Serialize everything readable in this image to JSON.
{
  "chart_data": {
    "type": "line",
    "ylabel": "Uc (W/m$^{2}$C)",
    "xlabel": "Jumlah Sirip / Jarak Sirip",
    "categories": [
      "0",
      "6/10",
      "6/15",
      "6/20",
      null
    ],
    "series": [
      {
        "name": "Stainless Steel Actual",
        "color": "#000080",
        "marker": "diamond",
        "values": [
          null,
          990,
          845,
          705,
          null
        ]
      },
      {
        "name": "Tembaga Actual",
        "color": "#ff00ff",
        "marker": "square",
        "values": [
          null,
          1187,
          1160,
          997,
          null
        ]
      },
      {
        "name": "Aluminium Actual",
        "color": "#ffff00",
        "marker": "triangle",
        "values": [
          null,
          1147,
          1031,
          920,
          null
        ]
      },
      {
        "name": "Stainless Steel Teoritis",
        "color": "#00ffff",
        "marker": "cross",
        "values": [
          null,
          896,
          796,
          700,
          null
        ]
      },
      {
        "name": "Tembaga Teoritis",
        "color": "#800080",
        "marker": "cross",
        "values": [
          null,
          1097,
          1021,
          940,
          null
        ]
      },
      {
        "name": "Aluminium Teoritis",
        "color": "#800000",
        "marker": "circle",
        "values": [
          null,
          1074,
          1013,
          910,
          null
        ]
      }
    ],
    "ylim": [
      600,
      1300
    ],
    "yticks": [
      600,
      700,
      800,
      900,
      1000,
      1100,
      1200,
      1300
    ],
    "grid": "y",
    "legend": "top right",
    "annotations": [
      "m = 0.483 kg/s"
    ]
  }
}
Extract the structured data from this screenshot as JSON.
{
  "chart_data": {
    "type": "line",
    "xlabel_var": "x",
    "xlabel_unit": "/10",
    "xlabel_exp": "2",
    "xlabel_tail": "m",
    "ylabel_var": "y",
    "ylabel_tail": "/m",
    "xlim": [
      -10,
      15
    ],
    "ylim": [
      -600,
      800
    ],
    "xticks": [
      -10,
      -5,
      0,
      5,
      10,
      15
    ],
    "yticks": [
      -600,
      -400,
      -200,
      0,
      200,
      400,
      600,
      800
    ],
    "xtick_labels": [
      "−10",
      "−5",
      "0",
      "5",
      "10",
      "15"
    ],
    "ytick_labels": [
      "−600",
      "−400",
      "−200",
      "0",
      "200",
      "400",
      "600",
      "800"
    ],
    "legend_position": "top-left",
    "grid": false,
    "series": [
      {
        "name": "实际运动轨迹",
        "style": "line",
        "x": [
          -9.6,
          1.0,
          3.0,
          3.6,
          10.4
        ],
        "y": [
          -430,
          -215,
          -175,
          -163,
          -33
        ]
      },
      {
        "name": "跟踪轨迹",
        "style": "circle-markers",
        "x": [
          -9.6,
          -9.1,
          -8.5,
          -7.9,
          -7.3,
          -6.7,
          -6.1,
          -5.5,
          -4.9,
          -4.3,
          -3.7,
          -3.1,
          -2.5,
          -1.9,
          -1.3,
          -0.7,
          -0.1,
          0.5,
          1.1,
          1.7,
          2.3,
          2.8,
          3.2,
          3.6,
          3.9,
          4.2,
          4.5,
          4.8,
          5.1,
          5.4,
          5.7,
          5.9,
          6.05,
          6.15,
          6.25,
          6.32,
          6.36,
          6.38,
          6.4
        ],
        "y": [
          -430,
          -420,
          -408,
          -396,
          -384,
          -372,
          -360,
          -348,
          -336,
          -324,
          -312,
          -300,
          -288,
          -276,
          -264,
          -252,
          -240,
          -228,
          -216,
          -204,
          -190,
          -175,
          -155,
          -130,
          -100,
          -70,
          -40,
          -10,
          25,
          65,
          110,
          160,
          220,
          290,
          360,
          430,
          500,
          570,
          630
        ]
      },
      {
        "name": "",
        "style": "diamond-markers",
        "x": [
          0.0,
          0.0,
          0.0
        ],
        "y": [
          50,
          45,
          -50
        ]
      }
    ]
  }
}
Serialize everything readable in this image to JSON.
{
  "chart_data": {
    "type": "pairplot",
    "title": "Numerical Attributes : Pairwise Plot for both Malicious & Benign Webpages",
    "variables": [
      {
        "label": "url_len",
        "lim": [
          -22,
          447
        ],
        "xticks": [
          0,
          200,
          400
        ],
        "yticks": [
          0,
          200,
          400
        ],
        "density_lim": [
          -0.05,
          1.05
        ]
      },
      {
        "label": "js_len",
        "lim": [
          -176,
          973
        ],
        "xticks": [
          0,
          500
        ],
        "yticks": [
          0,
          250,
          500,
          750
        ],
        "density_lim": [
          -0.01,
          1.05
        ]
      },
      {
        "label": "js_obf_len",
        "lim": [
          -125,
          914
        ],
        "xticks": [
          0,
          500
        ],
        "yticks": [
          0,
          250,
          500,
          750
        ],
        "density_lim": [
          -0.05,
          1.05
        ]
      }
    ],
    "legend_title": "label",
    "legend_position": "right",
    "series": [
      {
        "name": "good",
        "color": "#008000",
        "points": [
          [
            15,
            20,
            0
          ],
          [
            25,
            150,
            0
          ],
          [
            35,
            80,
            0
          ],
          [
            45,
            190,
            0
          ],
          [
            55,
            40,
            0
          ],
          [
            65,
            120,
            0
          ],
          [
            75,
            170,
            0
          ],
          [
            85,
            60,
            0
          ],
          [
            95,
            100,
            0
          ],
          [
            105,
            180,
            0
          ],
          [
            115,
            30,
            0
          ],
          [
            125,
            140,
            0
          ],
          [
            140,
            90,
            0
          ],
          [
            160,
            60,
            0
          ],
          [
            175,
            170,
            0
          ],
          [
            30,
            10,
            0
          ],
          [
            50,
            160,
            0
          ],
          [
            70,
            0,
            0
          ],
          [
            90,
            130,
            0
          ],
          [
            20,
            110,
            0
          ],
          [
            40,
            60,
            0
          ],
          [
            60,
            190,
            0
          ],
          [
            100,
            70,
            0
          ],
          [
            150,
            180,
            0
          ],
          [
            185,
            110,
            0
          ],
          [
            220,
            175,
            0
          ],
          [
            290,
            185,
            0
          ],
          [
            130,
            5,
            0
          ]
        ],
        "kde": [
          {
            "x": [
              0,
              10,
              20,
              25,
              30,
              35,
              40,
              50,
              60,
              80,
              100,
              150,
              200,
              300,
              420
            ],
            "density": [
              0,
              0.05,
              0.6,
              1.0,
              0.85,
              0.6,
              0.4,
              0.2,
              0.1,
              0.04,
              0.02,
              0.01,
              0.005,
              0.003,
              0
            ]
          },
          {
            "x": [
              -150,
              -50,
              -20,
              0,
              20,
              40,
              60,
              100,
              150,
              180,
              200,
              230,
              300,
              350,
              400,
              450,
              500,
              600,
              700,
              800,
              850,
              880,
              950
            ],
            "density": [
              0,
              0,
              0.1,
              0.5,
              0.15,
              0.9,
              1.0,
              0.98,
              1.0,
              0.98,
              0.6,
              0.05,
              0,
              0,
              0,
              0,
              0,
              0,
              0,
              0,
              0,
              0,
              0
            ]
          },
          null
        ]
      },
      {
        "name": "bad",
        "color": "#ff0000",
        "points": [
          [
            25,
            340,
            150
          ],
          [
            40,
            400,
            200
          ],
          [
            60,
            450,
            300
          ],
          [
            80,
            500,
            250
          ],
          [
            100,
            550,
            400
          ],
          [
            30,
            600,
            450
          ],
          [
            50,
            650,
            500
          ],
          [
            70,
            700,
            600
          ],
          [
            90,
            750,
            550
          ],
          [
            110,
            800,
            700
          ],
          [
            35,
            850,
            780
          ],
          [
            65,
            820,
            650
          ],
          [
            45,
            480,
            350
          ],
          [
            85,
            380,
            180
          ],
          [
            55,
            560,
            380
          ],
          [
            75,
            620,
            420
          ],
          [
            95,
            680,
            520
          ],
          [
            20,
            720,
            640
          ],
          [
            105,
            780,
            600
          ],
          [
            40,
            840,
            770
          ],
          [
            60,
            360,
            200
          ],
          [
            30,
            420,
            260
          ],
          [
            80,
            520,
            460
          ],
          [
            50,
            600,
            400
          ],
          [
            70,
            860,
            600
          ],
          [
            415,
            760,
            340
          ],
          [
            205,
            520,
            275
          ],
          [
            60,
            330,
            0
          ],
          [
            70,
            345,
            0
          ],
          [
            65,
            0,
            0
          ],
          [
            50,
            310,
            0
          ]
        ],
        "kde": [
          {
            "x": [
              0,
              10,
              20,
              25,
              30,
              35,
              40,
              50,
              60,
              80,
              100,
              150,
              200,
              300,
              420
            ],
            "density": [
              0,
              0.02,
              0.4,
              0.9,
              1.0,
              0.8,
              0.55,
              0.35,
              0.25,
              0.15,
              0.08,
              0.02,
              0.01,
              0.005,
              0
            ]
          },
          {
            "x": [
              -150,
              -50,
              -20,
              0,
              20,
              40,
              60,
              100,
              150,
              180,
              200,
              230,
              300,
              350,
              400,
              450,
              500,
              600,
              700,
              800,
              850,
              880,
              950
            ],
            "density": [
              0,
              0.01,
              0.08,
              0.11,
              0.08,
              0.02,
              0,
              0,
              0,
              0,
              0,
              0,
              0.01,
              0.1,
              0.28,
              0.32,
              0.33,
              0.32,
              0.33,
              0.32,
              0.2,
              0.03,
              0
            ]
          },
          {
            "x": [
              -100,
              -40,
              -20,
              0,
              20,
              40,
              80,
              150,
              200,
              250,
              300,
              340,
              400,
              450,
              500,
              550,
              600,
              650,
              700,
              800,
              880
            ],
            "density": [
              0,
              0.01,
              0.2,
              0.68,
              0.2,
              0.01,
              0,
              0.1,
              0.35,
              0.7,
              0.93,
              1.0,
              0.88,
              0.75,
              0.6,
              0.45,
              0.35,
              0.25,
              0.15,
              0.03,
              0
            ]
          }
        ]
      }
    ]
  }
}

....

In the entries above, find lines with "style" and copy each.

§ **Response to the exercise**
        "style": "line",
        "style": "circle-markers",
        "style": "diamond-markers",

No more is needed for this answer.